WHAT YOU WILL DO => Determine which lines of the records include the word "data", and copy them.

□ □ □ □ □ □ □

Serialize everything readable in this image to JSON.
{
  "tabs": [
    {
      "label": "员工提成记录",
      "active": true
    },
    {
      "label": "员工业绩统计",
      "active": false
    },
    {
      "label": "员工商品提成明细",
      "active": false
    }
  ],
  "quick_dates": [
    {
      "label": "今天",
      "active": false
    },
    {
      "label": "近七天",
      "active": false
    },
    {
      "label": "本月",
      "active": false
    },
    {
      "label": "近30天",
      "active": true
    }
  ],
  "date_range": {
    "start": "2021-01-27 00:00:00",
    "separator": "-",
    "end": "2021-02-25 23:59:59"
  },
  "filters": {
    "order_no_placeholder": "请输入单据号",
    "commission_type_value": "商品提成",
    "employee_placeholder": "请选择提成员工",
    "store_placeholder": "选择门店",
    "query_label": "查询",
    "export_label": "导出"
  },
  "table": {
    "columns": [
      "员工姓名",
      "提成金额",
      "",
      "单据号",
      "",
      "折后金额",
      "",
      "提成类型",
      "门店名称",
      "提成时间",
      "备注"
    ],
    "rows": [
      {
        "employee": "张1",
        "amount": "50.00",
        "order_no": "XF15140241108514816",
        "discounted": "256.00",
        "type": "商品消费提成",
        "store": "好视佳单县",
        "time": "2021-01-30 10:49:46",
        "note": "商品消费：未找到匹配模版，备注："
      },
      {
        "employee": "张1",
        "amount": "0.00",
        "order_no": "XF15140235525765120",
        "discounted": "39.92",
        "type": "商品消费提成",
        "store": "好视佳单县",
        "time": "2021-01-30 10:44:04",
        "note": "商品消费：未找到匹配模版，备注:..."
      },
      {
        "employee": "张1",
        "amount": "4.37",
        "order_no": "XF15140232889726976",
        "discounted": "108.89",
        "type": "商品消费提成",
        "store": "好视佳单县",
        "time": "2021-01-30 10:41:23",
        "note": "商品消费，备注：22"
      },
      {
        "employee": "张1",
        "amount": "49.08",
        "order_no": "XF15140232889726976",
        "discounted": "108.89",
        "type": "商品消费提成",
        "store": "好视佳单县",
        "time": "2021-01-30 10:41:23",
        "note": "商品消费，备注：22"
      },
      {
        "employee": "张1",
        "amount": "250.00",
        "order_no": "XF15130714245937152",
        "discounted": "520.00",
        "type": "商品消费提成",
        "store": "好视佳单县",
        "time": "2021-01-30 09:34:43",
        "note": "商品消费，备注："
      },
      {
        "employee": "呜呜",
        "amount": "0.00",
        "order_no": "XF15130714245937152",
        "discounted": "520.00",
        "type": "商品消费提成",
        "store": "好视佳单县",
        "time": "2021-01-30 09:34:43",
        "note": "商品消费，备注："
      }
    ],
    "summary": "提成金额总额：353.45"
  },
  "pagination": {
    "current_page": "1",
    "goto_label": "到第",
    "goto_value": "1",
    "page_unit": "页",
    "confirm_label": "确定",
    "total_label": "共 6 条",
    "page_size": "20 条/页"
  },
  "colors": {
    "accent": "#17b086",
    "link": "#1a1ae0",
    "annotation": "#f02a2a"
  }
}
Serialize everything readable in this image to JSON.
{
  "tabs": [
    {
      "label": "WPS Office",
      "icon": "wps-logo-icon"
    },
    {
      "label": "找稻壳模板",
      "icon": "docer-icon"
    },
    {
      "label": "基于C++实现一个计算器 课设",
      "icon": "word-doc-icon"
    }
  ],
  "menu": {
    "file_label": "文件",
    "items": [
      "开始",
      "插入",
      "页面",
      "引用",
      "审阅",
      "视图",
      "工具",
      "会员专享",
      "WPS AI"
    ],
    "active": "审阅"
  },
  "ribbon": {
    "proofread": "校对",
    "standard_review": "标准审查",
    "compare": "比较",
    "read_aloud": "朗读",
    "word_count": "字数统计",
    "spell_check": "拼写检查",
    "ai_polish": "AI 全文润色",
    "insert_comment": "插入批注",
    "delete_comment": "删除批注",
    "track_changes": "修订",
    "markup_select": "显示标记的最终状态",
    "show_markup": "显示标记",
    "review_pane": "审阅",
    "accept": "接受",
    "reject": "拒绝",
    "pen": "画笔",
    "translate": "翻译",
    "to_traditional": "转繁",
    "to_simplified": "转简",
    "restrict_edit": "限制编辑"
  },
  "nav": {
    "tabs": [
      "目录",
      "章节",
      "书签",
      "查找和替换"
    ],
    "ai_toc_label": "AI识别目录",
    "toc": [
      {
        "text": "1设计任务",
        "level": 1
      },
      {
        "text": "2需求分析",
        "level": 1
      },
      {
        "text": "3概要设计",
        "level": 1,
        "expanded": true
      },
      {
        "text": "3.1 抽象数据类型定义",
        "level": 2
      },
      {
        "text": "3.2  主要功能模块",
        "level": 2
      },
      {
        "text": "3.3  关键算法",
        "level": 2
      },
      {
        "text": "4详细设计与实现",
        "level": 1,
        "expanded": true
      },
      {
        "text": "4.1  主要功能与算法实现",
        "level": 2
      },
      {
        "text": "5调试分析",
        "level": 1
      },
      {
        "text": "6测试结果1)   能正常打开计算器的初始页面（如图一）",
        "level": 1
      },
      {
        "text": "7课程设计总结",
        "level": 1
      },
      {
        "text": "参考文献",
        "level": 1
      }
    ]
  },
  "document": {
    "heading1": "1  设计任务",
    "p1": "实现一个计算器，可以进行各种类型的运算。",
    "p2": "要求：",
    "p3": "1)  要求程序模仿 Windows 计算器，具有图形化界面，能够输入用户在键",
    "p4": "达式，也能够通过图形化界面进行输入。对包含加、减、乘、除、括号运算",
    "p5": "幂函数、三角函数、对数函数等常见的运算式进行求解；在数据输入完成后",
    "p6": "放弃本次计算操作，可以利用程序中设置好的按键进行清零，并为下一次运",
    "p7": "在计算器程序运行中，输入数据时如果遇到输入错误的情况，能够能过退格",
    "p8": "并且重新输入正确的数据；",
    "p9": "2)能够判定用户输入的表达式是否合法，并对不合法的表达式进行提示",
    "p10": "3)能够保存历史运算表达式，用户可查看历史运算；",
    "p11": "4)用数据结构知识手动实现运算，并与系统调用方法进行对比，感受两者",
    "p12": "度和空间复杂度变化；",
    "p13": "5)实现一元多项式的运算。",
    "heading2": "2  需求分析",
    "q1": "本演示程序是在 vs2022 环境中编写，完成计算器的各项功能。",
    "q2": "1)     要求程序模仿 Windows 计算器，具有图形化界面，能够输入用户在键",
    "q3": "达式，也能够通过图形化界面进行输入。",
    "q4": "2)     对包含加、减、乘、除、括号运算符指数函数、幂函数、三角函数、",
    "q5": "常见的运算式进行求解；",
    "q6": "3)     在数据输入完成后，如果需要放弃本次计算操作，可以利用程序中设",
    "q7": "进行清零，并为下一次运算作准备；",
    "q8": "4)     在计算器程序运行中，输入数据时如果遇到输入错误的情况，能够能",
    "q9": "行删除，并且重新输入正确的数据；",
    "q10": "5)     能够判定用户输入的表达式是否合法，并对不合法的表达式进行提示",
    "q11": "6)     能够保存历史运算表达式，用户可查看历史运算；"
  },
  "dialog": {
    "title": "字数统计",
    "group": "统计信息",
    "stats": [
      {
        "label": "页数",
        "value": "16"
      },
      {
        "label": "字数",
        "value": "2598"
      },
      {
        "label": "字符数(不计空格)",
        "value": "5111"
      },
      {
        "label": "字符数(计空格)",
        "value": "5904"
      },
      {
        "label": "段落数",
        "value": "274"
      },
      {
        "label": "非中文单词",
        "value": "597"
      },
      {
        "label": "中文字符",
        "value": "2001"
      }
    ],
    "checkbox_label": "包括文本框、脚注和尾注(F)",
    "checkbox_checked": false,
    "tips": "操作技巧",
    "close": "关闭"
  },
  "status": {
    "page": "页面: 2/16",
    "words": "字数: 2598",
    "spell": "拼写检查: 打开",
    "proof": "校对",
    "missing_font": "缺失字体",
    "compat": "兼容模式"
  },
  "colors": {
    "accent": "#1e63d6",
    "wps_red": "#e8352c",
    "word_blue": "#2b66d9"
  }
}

□ □ □ □ □ □ □

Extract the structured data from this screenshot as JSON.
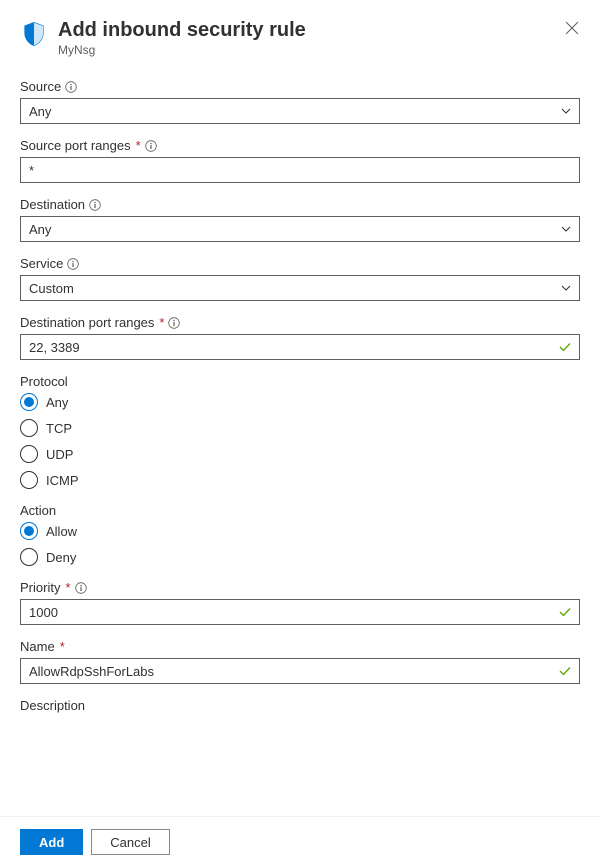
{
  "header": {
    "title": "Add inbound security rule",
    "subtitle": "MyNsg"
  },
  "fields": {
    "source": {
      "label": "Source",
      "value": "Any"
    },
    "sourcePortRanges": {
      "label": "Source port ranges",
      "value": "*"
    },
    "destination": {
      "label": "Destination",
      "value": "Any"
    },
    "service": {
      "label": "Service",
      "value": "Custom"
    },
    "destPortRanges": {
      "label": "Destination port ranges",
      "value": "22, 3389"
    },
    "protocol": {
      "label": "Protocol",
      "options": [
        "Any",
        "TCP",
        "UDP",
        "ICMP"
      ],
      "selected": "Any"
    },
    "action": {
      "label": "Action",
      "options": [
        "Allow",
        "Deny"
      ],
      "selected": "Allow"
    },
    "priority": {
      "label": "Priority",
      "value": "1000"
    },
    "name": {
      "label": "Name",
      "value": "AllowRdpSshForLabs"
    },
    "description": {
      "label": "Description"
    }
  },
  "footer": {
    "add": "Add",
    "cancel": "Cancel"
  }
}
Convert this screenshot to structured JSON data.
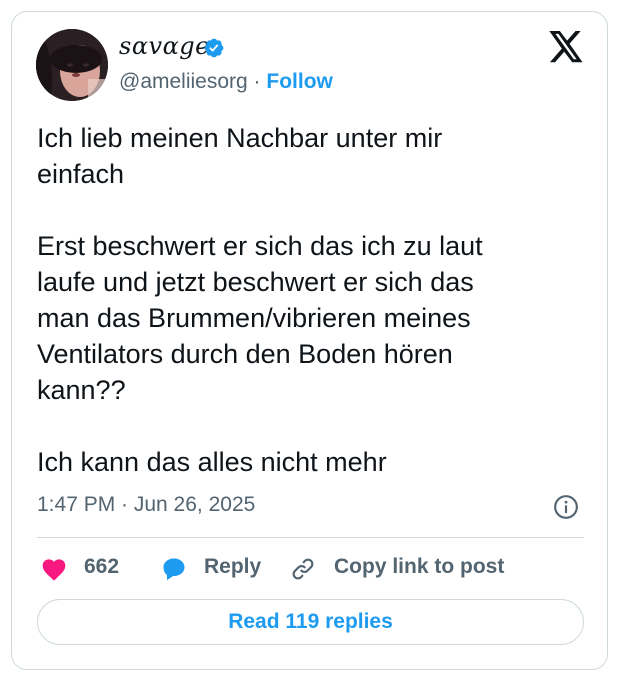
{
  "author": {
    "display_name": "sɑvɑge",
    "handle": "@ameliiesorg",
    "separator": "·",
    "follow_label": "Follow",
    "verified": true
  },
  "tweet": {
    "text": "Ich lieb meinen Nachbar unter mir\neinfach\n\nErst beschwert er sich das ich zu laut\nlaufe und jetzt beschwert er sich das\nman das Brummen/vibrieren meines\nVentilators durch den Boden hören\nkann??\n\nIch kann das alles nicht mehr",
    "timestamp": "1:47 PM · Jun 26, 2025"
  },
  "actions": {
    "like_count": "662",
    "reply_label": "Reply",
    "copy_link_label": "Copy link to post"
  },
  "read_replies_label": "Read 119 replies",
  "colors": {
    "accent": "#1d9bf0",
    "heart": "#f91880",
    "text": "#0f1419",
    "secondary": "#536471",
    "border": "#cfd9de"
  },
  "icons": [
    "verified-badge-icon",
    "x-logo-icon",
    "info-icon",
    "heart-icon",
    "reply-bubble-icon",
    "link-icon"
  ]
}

□ □ □ □ □ □ □

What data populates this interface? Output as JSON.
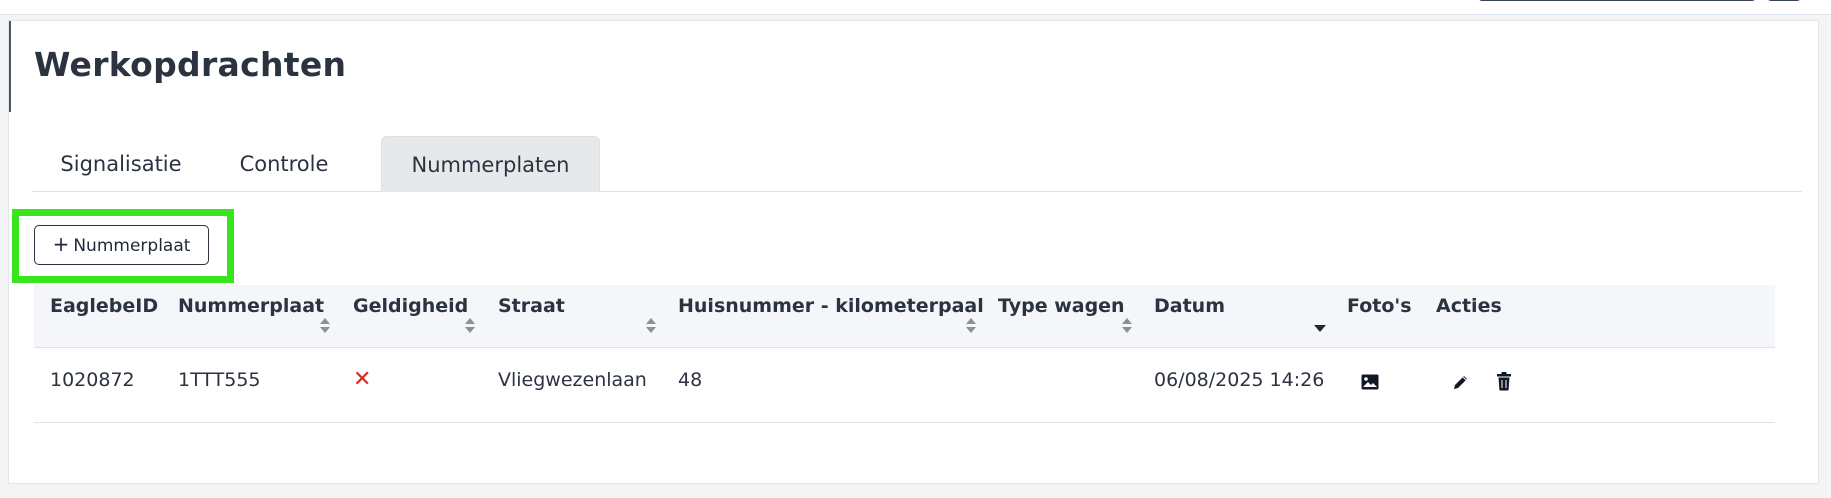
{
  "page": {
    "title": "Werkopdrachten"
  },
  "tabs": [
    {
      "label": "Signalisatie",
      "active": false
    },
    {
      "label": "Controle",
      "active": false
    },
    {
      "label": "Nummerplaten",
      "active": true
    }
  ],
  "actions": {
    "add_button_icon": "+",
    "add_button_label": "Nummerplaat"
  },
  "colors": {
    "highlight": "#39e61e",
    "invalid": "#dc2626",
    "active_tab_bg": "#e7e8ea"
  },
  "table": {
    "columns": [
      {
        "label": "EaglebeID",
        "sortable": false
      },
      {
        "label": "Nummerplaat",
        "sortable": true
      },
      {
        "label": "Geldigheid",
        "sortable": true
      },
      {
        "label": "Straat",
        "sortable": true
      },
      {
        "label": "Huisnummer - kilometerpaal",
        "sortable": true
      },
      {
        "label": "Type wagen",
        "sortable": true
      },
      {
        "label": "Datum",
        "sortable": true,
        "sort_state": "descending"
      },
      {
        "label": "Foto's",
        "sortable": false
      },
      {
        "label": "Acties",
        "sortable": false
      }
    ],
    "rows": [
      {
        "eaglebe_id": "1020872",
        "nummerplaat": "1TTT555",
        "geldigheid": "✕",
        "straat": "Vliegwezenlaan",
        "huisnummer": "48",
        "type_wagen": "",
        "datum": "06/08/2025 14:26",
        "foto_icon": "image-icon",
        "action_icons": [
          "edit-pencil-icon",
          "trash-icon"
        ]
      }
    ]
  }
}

□ □ □ □ □ □ □

SOLUTION FOR THIS TASK =>
Extract the structured data from this screenshot as JSON.
Convert this screenshot to structured JSON data.
What data populates this interface? Output as JSON.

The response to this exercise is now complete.